**Exercise aim**
Report how many lines contain "Output". The answer is a single number.

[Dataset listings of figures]
****************

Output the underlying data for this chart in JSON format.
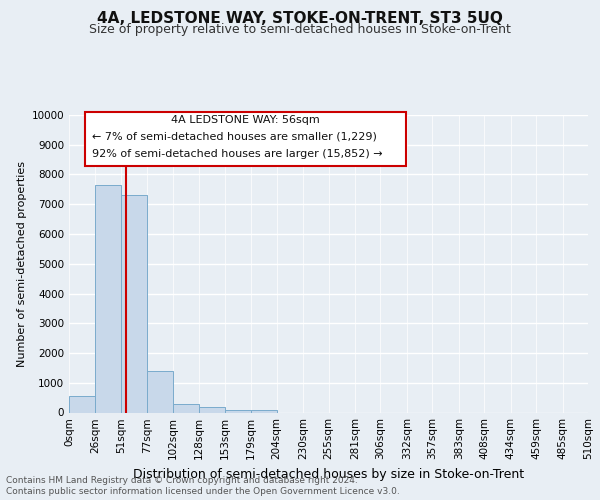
{
  "title": "4A, LEDSTONE WAY, STOKE-ON-TRENT, ST3 5UQ",
  "subtitle": "Size of property relative to semi-detached houses in Stoke-on-Trent",
  "xlabel": "Distribution of semi-detached houses by size in Stoke-on-Trent",
  "ylabel": "Number of semi-detached properties",
  "footer_line1": "Contains HM Land Registry data © Crown copyright and database right 2024.",
  "footer_line2": "Contains public sector information licensed under the Open Government Licence v3.0.",
  "annotation_title": "4A LEDSTONE WAY: 56sqm",
  "annotation_line1": "← 7% of semi-detached houses are smaller (1,229)",
  "annotation_line2": "92% of semi-detached houses are larger (15,852) →",
  "property_size_sqm": 56,
  "bin_edges": [
    0,
    26,
    51,
    77,
    102,
    128,
    153,
    179,
    204,
    230,
    255,
    281,
    306,
    332,
    357,
    383,
    408,
    434,
    459,
    485,
    510
  ],
  "bin_counts": [
    560,
    7650,
    7300,
    1400,
    300,
    175,
    100,
    75,
    0,
    0,
    0,
    0,
    0,
    0,
    0,
    0,
    0,
    0,
    0,
    0
  ],
  "bar_color": "#c8d8ea",
  "bar_edge_color": "#7aabcc",
  "highlight_line_color": "#cc0000",
  "annotation_box_color": "#cc0000",
  "ylim": [
    0,
    10000
  ],
  "yticks": [
    0,
    1000,
    2000,
    3000,
    4000,
    5000,
    6000,
    7000,
    8000,
    9000,
    10000
  ],
  "background_color": "#e8eef4",
  "plot_bg_color": "#e8eef4",
  "grid_color": "#ffffff",
  "title_fontsize": 11,
  "subtitle_fontsize": 9,
  "tick_label_fontsize": 7.5,
  "ylabel_fontsize": 8,
  "xlabel_fontsize": 9,
  "annotation_fontsize": 8,
  "footer_fontsize": 6.5
}
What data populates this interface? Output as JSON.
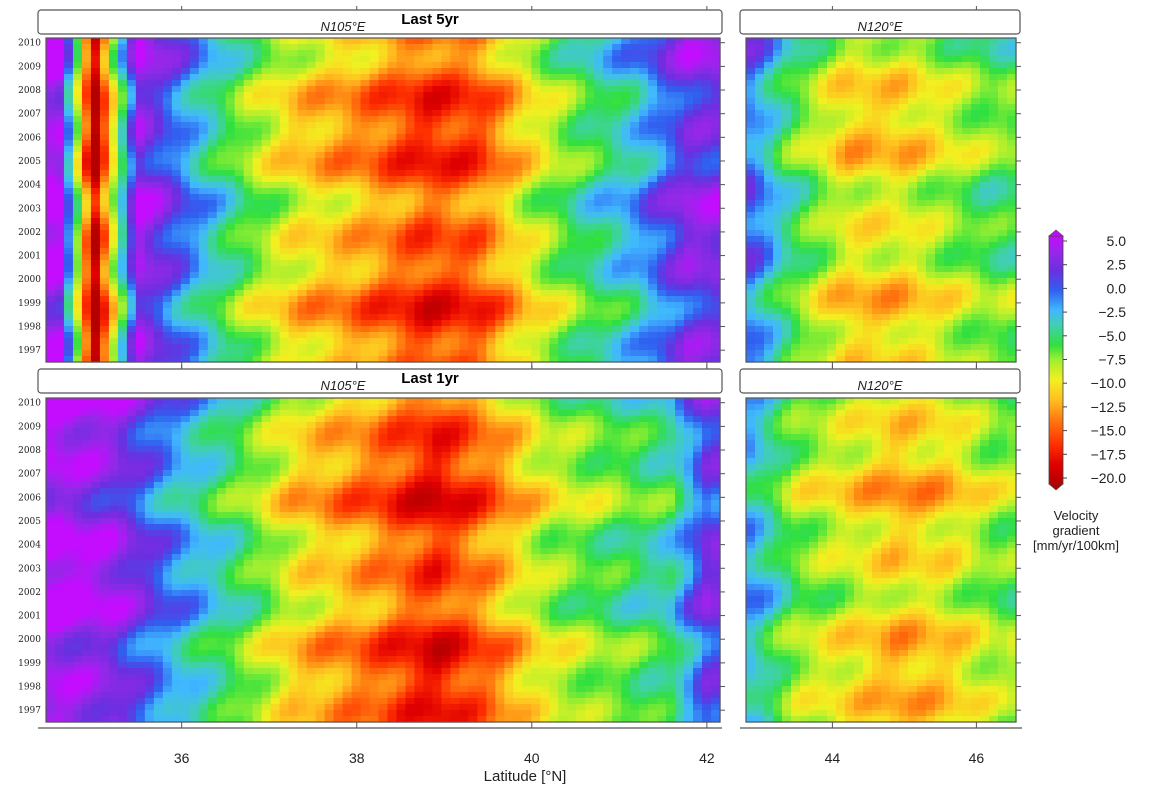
{
  "chart_data": {
    "type": "heatmap",
    "xlabel": "Latitude [°N]",
    "ylabel": "",
    "y_ticks": [
      "2010",
      "2009",
      "2008",
      "2007",
      "2006",
      "2005",
      "2004",
      "2003",
      "2002",
      "2001",
      "2000",
      "1999",
      "1998",
      "1997"
    ],
    "ylim": [
      1996.5,
      2010.2
    ],
    "colorbar": {
      "label_lines": [
        "Velocity",
        "gradient",
        "[mm/yr/100km]"
      ],
      "ticks": [
        "5.0",
        "2.5",
        "0.0",
        "−2.5",
        "−5.0",
        "−7.5",
        "−10.0",
        "−12.5",
        "−15.0",
        "−17.5",
        "−20.0"
      ],
      "range": [
        -20,
        5
      ],
      "colors": [
        "#b40000",
        "#e00000",
        "#ff3000",
        "#ff7a10",
        "#ffc020",
        "#f2f020",
        "#a0ef30",
        "#30e040",
        "#40d0b0",
        "#40b8ff",
        "#3060f0",
        "#6a2fe0",
        "#9428e8",
        "#c40cff"
      ]
    },
    "panels": [
      {
        "id": "p5w",
        "title": "Last 5yr",
        "subtitle": "N105°E",
        "x_ticks": [
          "36",
          "38",
          "40",
          "42"
        ],
        "xlim": [
          34.45,
          42.15
        ],
        "approx_profile": [
          [
            34.6,
            4.5
          ],
          [
            35.0,
            -20
          ],
          [
            35.5,
            3.5
          ],
          [
            36.2,
            -3
          ],
          [
            36.8,
            -8
          ],
          [
            37.3,
            -11
          ],
          [
            38.0,
            -13
          ],
          [
            38.8,
            -16
          ],
          [
            39.4,
            -15
          ],
          [
            40.0,
            -10
          ],
          [
            40.6,
            -6
          ],
          [
            41.2,
            -3
          ],
          [
            41.8,
            2
          ]
        ]
      },
      {
        "id": "p5e",
        "title": "",
        "subtitle": "N120°E",
        "x_ticks": [
          "44",
          "46"
        ],
        "xlim": [
          42.8,
          46.55
        ],
        "approx_profile": [
          [
            42.9,
            -1
          ],
          [
            43.4,
            -6
          ],
          [
            44.2,
            -11
          ],
          [
            45.0,
            -11
          ],
          [
            45.6,
            -9
          ],
          [
            46.2,
            -7
          ]
        ]
      },
      {
        "id": "p1w",
        "title": "Last 1yr",
        "subtitle": "N105°E",
        "x_ticks": [
          "36",
          "38",
          "40",
          "42"
        ],
        "xlim": [
          34.45,
          42.15
        ],
        "approx_profile": [
          [
            34.6,
            4.5
          ],
          [
            35.2,
            3
          ],
          [
            35.9,
            -2
          ],
          [
            36.6,
            -6
          ],
          [
            37.3,
            -11
          ],
          [
            38.2,
            -14
          ],
          [
            38.9,
            -17
          ],
          [
            39.5,
            -14
          ],
          [
            40.2,
            -9
          ],
          [
            40.9,
            -7
          ],
          [
            41.6,
            -5
          ],
          [
            42.0,
            1
          ]
        ]
      },
      {
        "id": "p1e",
        "title": "",
        "subtitle": "N120°E",
        "x_ticks": [
          "44",
          "46"
        ],
        "xlim": [
          42.8,
          46.55
        ],
        "approx_profile": [
          [
            42.9,
            -3
          ],
          [
            43.5,
            -8
          ],
          [
            44.2,
            -10
          ],
          [
            44.9,
            -12
          ],
          [
            45.6,
            -11
          ],
          [
            46.3,
            -8
          ]
        ]
      }
    ]
  }
}
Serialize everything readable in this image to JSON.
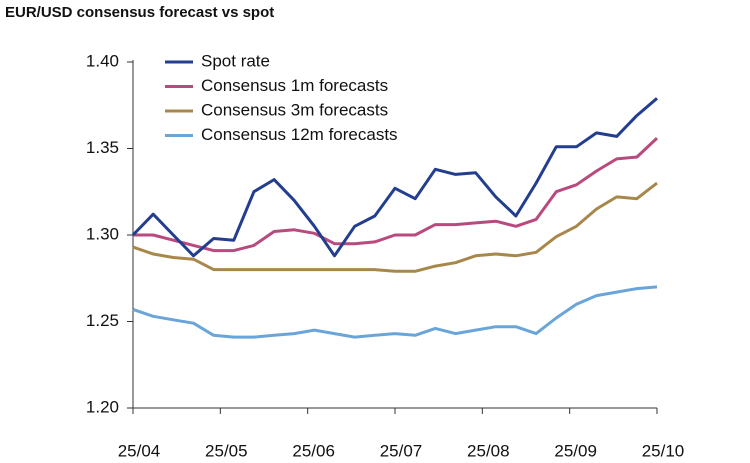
{
  "chart_data": {
    "type": "line",
    "title": "EUR/USD consensus forecast vs spot",
    "x": [
      0,
      1,
      2,
      3,
      4,
      5,
      6,
      7,
      8,
      9,
      10,
      11,
      12,
      13,
      14,
      15,
      16,
      17,
      18,
      19,
      20,
      21,
      22,
      23,
      24,
      25,
      26
    ],
    "xlim": [
      0,
      26
    ],
    "xticks": [
      {
        "value": 0,
        "label": "25/04"
      },
      {
        "value": 4.333,
        "label": "25/05"
      },
      {
        "value": 8.667,
        "label": "25/06"
      },
      {
        "value": 13,
        "label": "25/07"
      },
      {
        "value": 17.333,
        "label": "25/08"
      },
      {
        "value": 21.667,
        "label": "25/09"
      },
      {
        "value": 26,
        "label": "25/10"
      }
    ],
    "ylim": [
      1.2,
      1.4
    ],
    "yticks": [
      {
        "value": 1.2,
        "label": "1.20"
      },
      1.25,
      {
        "value": 1.3,
        "label": "1.30"
      },
      1.35,
      {
        "value": 1.4,
        "label": "1.40"
      }
    ],
    "grid": false,
    "legend": "upper left",
    "series": [
      {
        "name": "Spot rate",
        "color": "#233d8f",
        "values": [
          1.3,
          1.312,
          1.3,
          1.288,
          1.298,
          1.297,
          1.325,
          1.332,
          1.32,
          1.305,
          1.288,
          1.305,
          1.311,
          1.327,
          1.321,
          1.338,
          1.335,
          1.336,
          1.322,
          1.311,
          1.33,
          1.351,
          1.351,
          1.359,
          1.357,
          1.369,
          1.379
        ]
      },
      {
        "name": "Consensus 1m forecasts",
        "color": "#b94a7e",
        "values": [
          1.3,
          1.3,
          1.297,
          1.294,
          1.291,
          1.291,
          1.294,
          1.302,
          1.303,
          1.301,
          1.295,
          1.295,
          1.296,
          1.3,
          1.3,
          1.306,
          1.306,
          1.307,
          1.308,
          1.305,
          1.309,
          1.325,
          1.329,
          1.337,
          1.344,
          1.345,
          1.356
        ]
      },
      {
        "name": "Consensus 3m forecasts",
        "color": "#a8874a",
        "values": [
          1.293,
          1.289,
          1.287,
          1.286,
          1.28,
          1.28,
          1.28,
          1.28,
          1.28,
          1.28,
          1.28,
          1.28,
          1.28,
          1.279,
          1.279,
          1.282,
          1.284,
          1.288,
          1.289,
          1.288,
          1.29,
          1.299,
          1.305,
          1.315,
          1.322,
          1.321,
          1.33
        ]
      },
      {
        "name": "Consensus 12m forecasts",
        "color": "#6aa5d9",
        "values": [
          1.257,
          1.253,
          1.251,
          1.249,
          1.242,
          1.241,
          1.241,
          1.242,
          1.243,
          1.245,
          1.243,
          1.241,
          1.242,
          1.243,
          1.242,
          1.246,
          1.243,
          1.245,
          1.247,
          1.247,
          1.243,
          1.252,
          1.26,
          1.265,
          1.267,
          1.269,
          1.27
        ]
      }
    ]
  }
}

****************

**Answer to the problem**
2